Requests:
1/ List every wording of sutras I.12 and I.13 that the sutra commentary gives, including the versions it rewords for its readers' own use.
2/ Go on with the sutra commentary, starting after its last sentence.

Passage shown:
Any commentary that follows is my own.

I.12  Do not look at urine and excrement.  OR  Avoid visible proximity of urine and excrement.

This sutra has caused us much contemplation. What on earth is this doing here? We have been told that this scripture is deeply esoteric and here we are talking about urine and excrement. Taken in context though, it appears to be simpler than one might expect.

At one time, I interpreted this sutra as saying that one should not mentally dwell on impurities. This is a valid interpretation. However, at this point in the sutras, having been advised on our practice and living conditions in the previous sutras, we are now being advised on how to handle things when we have to go into the village. (This will become apparent in the next few sutras.) With this in mind, “Avoid visible proximity of urine and excrement” seems like a good translation and good advice.

These sutras were written over two-thousand years ago when plumbing was probably primitive or non-existent—I found this to be the case in many places only twenty-five years ago—and a teacher might reasonably advise students to avoid such places in order to retain purity and keep the body well for sadhana. We can apply this teaching to our own time by attending to hygiene and cleanliness in public places and avoiding those places that do not meet high standards. In other words, as a part of personal care and maintenance for sadhana, we should be discriminant regarding common areas when away from home.

I.13  Do not speak with women or servants. OR Do not speak with women servants.

Ladies, do not be offended. As I have said elsewhere many times before, scriptures are written by and for men, and here we have an example. For our own use, we might put it this way:  “Do not speak with men or servants,” or “Do not speak with men servants.”

If we suppose that the caste system was rigid during the time of these teachings, a person of the servant caste would not be in a position to relate to us in a manner harmonious with our sadhana, and keeping company with persons of the opposite sex could put us in a awkward position.

[Element placement data]
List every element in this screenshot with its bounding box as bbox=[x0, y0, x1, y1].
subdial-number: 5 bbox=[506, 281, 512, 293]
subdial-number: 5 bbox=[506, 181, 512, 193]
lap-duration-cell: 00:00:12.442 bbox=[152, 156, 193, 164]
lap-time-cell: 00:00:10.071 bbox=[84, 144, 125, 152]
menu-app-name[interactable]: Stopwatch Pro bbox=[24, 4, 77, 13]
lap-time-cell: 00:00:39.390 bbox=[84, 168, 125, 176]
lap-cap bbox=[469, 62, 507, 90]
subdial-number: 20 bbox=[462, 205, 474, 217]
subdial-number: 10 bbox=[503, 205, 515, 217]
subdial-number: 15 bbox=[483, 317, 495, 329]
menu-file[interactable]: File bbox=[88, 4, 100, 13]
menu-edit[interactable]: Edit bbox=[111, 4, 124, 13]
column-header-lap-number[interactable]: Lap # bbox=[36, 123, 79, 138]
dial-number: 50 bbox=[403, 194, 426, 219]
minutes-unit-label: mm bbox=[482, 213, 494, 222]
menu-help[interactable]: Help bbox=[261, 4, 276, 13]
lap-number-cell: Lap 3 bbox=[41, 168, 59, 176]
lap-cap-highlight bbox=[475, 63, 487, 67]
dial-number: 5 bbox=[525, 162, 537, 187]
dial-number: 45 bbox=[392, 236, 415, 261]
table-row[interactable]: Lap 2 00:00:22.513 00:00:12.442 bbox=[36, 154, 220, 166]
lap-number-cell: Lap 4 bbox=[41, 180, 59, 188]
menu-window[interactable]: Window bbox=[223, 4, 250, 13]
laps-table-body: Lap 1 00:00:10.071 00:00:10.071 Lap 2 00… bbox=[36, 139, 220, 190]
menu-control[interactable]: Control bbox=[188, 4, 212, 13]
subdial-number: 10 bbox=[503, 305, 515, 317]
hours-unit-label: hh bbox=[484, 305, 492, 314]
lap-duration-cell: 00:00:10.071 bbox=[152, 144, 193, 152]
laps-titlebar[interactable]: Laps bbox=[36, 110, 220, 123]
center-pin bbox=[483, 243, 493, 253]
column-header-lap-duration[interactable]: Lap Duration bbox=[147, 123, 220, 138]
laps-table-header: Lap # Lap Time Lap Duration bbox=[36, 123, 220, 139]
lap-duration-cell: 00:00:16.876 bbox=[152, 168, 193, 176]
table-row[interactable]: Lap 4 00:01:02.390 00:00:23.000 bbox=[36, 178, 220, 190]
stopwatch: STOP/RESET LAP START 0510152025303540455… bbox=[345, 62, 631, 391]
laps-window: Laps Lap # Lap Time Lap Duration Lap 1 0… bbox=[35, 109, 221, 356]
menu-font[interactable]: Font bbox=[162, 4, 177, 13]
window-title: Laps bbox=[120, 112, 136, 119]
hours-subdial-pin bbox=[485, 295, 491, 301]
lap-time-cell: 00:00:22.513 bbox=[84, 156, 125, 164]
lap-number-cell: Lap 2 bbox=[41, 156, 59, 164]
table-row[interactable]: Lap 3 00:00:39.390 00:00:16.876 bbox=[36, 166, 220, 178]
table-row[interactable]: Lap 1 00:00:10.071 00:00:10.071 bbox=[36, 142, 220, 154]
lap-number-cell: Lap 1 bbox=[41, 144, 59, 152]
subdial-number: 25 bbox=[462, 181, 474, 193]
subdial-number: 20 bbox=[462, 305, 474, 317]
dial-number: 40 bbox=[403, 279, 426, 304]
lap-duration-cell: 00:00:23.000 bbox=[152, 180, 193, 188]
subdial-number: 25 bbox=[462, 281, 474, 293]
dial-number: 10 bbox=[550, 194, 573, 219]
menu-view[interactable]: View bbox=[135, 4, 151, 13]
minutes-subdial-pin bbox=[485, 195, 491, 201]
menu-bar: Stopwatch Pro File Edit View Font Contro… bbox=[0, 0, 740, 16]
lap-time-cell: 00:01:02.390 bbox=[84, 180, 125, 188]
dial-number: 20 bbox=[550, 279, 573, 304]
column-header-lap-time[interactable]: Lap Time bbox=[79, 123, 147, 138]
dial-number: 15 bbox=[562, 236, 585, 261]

Results for each task:
1/
- Do not look at urine and excrement.
- Avoid visible proximity of urine and excrement.
- Do not speak with women or servants.
- Do not speak with women servants.
- Do not speak with men or servants.
- Do not speak with men servants.

2/
To translate this translation into our own time, we learn not to keep company with persons who could get us off track with distracting sexual interests, and not to keep company that is not conducive to our sadhana.

Better knowledge of the social climate two-thousand years ago would be helpful for better understanding these few sutras. The commentary of Kaundinya is often used to decipher them, but Kaundinya was much later in time than Lakulisha, and would be using the common speech of his own time and teaching only Brahmin (the highest caste) men.

It is known that Lakulisha had four close disciples: two men and two women. Now, if he says to stay away from women, is he talking just to the men? And if so, does this let us women-folk off the hook? Interesting question.

I.14  If seen or spoken with,

I.15  Touching,

I:16  Do pranayama, 

I.17  And sing for that person or many,

I.18  For pure thought.  OR  For pure mind.

If in the village we find ourselves talking with a woman (or a man) or a servant, we are given a remedy for correcting any pollution we may have acquired: We are to do bath in ashes, restraint of life energy (pranayama), and withdraw the senses (pratyahara) by singing, to clear the mind.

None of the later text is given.